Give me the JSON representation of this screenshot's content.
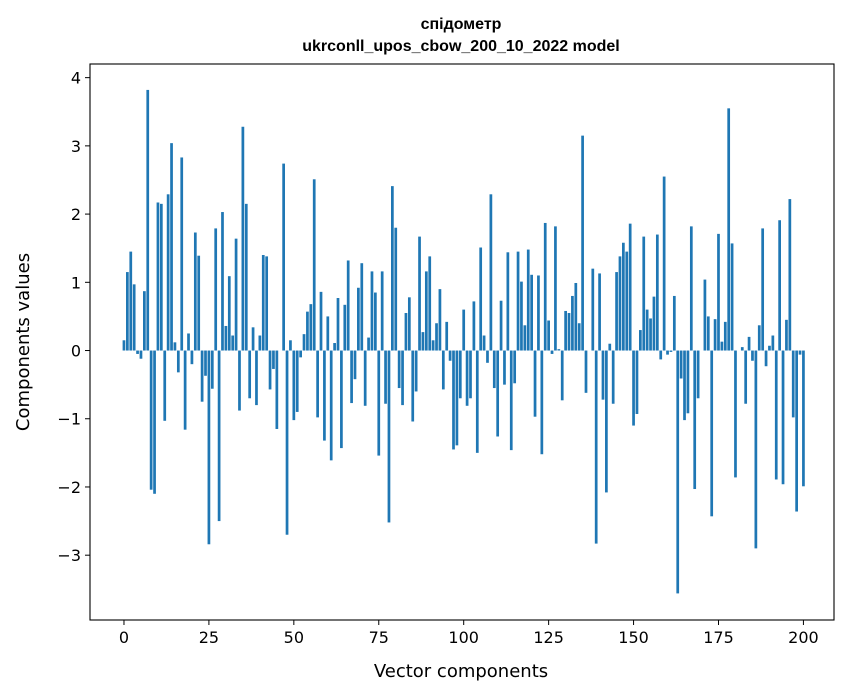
{
  "chart_data": {
    "type": "bar",
    "title_line1": "спідометр",
    "title_line2": "ukrconll_upos_cbow_200_10_2022 model",
    "xlabel": "Vector components",
    "ylabel": "Components values",
    "xlim": [
      -10,
      209
    ],
    "ylim": [
      -3.95,
      4.2
    ],
    "xticks": [
      0,
      25,
      50,
      75,
      100,
      125,
      150,
      175,
      200
    ],
    "xtick_labels": [
      "0",
      "25",
      "50",
      "75",
      "100",
      "125",
      "150",
      "175",
      "200"
    ],
    "yticks": [
      -3,
      -2,
      -1,
      0,
      1,
      2,
      3,
      4
    ],
    "ytick_labels": [
      "−3",
      "−2",
      "−1",
      "0",
      "1",
      "2",
      "3",
      "4"
    ],
    "bar_color": "#1f77b4",
    "grid": false,
    "values": [
      0.15,
      1.15,
      1.45,
      0.97,
      -0.05,
      -0.12,
      0.87,
      3.82,
      -2.04,
      -2.1,
      2.17,
      2.15,
      -1.03,
      2.29,
      3.04,
      0.12,
      -0.32,
      2.83,
      -1.16,
      0.25,
      -0.2,
      1.73,
      1.39,
      -0.75,
      -0.37,
      -2.84,
      -0.56,
      1.79,
      -2.5,
      2.03,
      0.36,
      1.09,
      0.22,
      1.64,
      -0.88,
      3.28,
      2.15,
      -0.7,
      0.34,
      -0.8,
      0.22,
      1.4,
      1.38,
      -0.57,
      -0.27,
      -1.15,
      0.0,
      2.74,
      -2.7,
      0.15,
      -1.02,
      -0.9,
      -0.1,
      0.24,
      0.57,
      0.68,
      2.51,
      -0.98,
      0.86,
      -1.32,
      0.5,
      -1.61,
      0.11,
      0.77,
      -1.43,
      0.67,
      1.32,
      -0.77,
      -0.42,
      0.92,
      1.28,
      -0.81,
      0.19,
      1.16,
      0.85,
      -1.54,
      1.16,
      -0.78,
      -2.52,
      2.41,
      1.8,
      -0.55,
      -0.8,
      0.55,
      0.78,
      -1.04,
      -0.6,
      1.67,
      0.27,
      1.16,
      1.38,
      0.15,
      0.4,
      0.9,
      -0.57,
      0.42,
      -0.15,
      -1.45,
      -1.39,
      -0.7,
      0.6,
      -0.81,
      -0.7,
      0.72,
      -1.5,
      1.51,
      0.22,
      -0.18,
      2.29,
      -0.55,
      -1.26,
      0.73,
      -0.5,
      1.44,
      -1.46,
      -0.48,
      1.45,
      1.01,
      0.37,
      1.48,
      1.11,
      -0.97,
      1.1,
      -1.52,
      1.87,
      0.44,
      -0.05,
      1.82,
      0.02,
      -0.73,
      0.58,
      0.55,
      0.8,
      0.99,
      0.4,
      3.15,
      -0.62,
      0.0,
      1.2,
      -2.83,
      1.13,
      -0.72,
      -2.08,
      0.1,
      -0.78,
      1.15,
      1.38,
      1.58,
      1.45,
      1.86,
      -1.1,
      -0.93,
      0.3,
      1.67,
      0.6,
      0.47,
      0.79,
      1.7,
      -0.13,
      2.55,
      -0.06,
      -0.02,
      0.8,
      -3.56,
      -0.41,
      -1.02,
      -0.92,
      1.82,
      -2.03,
      -0.7,
      0.0,
      1.04,
      0.5,
      -2.43,
      0.46,
      1.71,
      0.13,
      0.42,
      3.55,
      1.57,
      -1.86,
      0.0,
      0.05,
      -0.78,
      0.2,
      -0.15,
      -2.9,
      0.37,
      1.79,
      -0.23,
      0.07,
      0.22,
      -1.89,
      1.91,
      -1.96,
      0.45,
      2.22,
      -0.98,
      -2.36,
      -0.06,
      -1.99
    ]
  }
}
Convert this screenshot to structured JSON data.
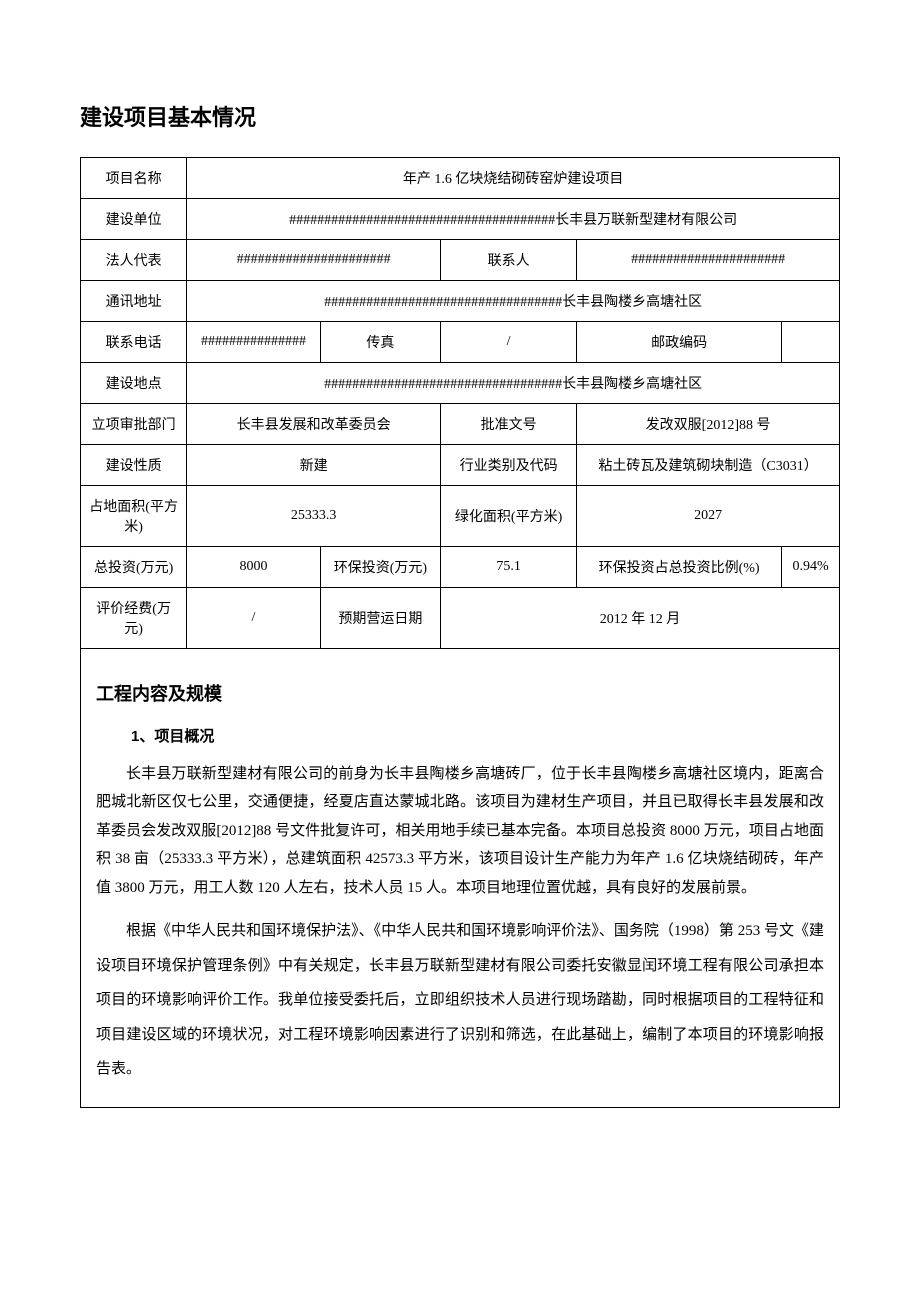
{
  "headings": {
    "main": "建设项目基本情况",
    "section2": "工程内容及规模",
    "sub1": "1、项目概况"
  },
  "table": {
    "row1": {
      "label": "项目名称",
      "value": "年产 1.6 亿块烧结砌砖窑炉建设项目"
    },
    "row2": {
      "label": "建设单位",
      "value": "######################################长丰县万联新型建材有限公司"
    },
    "row3": {
      "label1": "法人代表",
      "value1": "######################",
      "label2": "联系人",
      "value2": "######################"
    },
    "row4": {
      "label": "通讯地址",
      "value": "##################################长丰县陶楼乡高塘社区"
    },
    "row5": {
      "label1": "联系电话",
      "value1": "###############",
      "label2": "传真",
      "value2": "/",
      "label3": "邮政编码",
      "value3": ""
    },
    "row6": {
      "label": "建设地点",
      "value": "##################################长丰县陶楼乡高塘社区"
    },
    "row7": {
      "label1": "立项审批部门",
      "value1": "长丰县发展和改革委员会",
      "label2": "批准文号",
      "value2": "发改双服[2012]88 号"
    },
    "row8": {
      "label1": "建设性质",
      "value1": "新建",
      "label2": "行业类别及代码",
      "value2": "粘土砖瓦及建筑砌块制造（C3031）"
    },
    "row9": {
      "label1": "占地面积(平方米)",
      "value1": "25333.3",
      "label2": "绿化面积(平方米)",
      "value2": "2027"
    },
    "row10": {
      "label1": "总投资(万元)",
      "value1": "8000",
      "label2": "环保投资(万元)",
      "value2": "75.1",
      "label3": "环保投资占总投资比例(%)",
      "value3": "0.94%"
    },
    "row11": {
      "label1": "评价经费(万元)",
      "value1": "/",
      "label2": "预期营运日期",
      "value2": "2012 年 12 月"
    }
  },
  "paragraphs": {
    "p1": "长丰县万联新型建材有限公司的前身为长丰县陶楼乡高塘砖厂，位于长丰县陶楼乡高塘社区境内，距离合肥城北新区仅七公里，交通便捷，经夏店直达蒙城北路。该项目为建材生产项目，并且已取得长丰县发展和改革委员会发改双服[2012]88 号文件批复许可，相关用地手续已基本完备。本项目总投资 8000 万元，项目占地面积 38 亩（25333.3 平方米），总建筑面积 42573.3 平方米，该项目设计生产能力为年产 1.6 亿块烧结砌砖，年产值 3800 万元，用工人数 120 人左右，技术人员 15 人。本项目地理位置优越，具有良好的发展前景。",
    "p2": "根据《中华人民共和国环境保护法》、《中华人民共和国环境影响评价法》、国务院（1998）第 253 号文《建设项目环境保护管理条例》中有关规定，长丰县万联新型建材有限公司委托安徽显闰环境工程有限公司承担本项目的环境影响评价工作。我单位接受委托后，立即组织技术人员进行现场踏勘，同时根据项目的工程特征和项目建设区域的环境状况，对工程环境影响因素进行了识别和筛选，在此基础上，编制了本项目的环境影响报告表。"
  }
}
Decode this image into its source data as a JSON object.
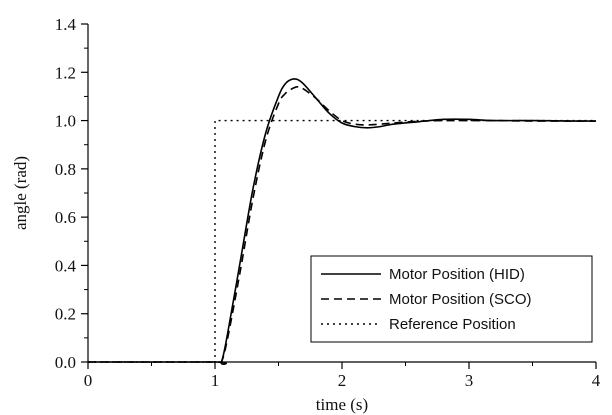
{
  "chart_data": {
    "type": "line",
    "xlabel": "time (s)",
    "ylabel": "angle (rad)",
    "xlim": [
      0,
      4
    ],
    "ylim": [
      0,
      1.4
    ],
    "x_ticks": [
      "0",
      "1",
      "2",
      "3",
      "4"
    ],
    "y_ticks": [
      "0.0",
      "0.2",
      "0.4",
      "0.6",
      "0.8",
      "1.0",
      "1.2",
      "1.4"
    ],
    "grid": false,
    "legend_position": "bottom-right",
    "series": [
      {
        "name": "Motor Position (HID)",
        "style": "solid",
        "color": "#000000",
        "x": [
          0,
          1.0,
          1.05,
          1.1,
          1.2,
          1.3,
          1.4,
          1.5,
          1.55,
          1.6,
          1.65,
          1.7,
          1.8,
          1.9,
          2.0,
          2.1,
          2.2,
          2.3,
          2.4,
          2.6,
          2.8,
          3.0,
          3.2,
          3.5,
          3.8,
          4.0
        ],
        "y": [
          0,
          0,
          0.0,
          0.12,
          0.42,
          0.72,
          0.95,
          1.1,
          1.15,
          1.17,
          1.17,
          1.15,
          1.09,
          1.03,
          0.99,
          0.975,
          0.97,
          0.975,
          0.985,
          0.995,
          1.005,
          1.005,
          1.0,
          1.0,
          0.998,
          0.998
        ]
      },
      {
        "name": "Motor Position (SCO)",
        "style": "dashed",
        "color": "#000000",
        "x": [
          0,
          1.0,
          1.05,
          1.1,
          1.2,
          1.3,
          1.4,
          1.5,
          1.55,
          1.6,
          1.65,
          1.7,
          1.8,
          1.9,
          2.0,
          2.1,
          2.2,
          2.3,
          2.4,
          2.6,
          2.8,
          3.0,
          3.2,
          3.5,
          3.8,
          4.0
        ],
        "y": [
          0,
          0,
          0.0,
          0.1,
          0.38,
          0.68,
          0.92,
          1.07,
          1.11,
          1.13,
          1.14,
          1.13,
          1.09,
          1.04,
          1.0,
          0.985,
          0.982,
          0.985,
          0.99,
          0.997,
          1.0,
          1.0,
          1.0,
          0.998,
          0.998,
          0.998
        ]
      },
      {
        "name": "Reference Position",
        "style": "dotted",
        "color": "#000000",
        "x": [
          0,
          1.0,
          1.0,
          4.0
        ],
        "y": [
          0,
          0,
          1.0,
          1.0
        ]
      }
    ]
  }
}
--------------------------------------------------
■ **Task to complete**
Wherever the word "Motor" occurs in a line of the listing, copy that line.

■ **Exercise output**
        "name": "Motor Position (HID)",
        "name": "Motor Position (SCO)",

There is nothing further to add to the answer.